__Challenge__:
How many lines of these records hold the string "据此可知"? Reply with the number alone.

....................

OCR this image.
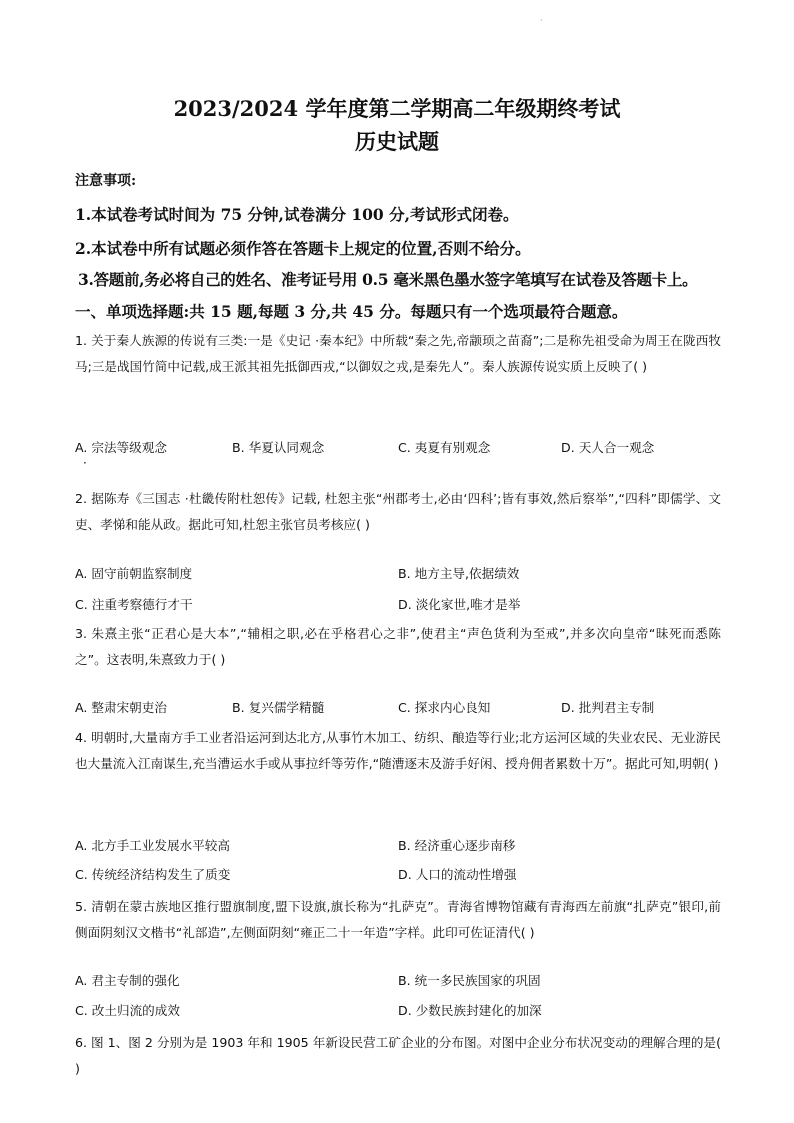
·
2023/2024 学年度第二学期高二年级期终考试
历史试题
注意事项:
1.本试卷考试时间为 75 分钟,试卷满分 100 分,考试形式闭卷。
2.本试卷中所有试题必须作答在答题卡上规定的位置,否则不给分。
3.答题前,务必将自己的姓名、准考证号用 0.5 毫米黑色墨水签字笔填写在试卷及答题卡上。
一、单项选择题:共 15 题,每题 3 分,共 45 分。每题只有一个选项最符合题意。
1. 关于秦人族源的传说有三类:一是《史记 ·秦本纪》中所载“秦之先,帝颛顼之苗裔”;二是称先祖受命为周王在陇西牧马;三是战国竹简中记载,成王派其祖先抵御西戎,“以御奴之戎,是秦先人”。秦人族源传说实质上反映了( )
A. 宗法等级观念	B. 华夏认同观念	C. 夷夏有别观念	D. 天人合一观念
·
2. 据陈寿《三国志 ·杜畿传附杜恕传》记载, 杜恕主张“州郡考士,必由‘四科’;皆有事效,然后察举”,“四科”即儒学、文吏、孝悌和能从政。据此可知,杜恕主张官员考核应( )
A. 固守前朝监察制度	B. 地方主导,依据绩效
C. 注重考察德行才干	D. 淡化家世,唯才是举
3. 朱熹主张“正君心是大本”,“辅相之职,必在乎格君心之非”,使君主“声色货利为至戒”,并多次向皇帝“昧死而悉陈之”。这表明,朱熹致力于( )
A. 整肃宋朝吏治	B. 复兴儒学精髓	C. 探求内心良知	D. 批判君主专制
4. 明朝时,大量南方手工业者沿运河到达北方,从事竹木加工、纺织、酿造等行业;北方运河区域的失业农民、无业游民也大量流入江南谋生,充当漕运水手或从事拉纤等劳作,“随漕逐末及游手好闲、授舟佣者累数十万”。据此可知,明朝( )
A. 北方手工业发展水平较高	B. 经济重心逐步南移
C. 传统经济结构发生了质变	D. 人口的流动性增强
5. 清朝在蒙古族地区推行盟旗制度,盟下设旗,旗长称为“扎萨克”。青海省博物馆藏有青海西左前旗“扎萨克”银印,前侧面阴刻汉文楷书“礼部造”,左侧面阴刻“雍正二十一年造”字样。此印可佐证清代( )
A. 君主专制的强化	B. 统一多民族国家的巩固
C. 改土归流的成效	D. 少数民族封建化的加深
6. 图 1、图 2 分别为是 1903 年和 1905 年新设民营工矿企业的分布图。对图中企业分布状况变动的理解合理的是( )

....................

__Problem solution__:
2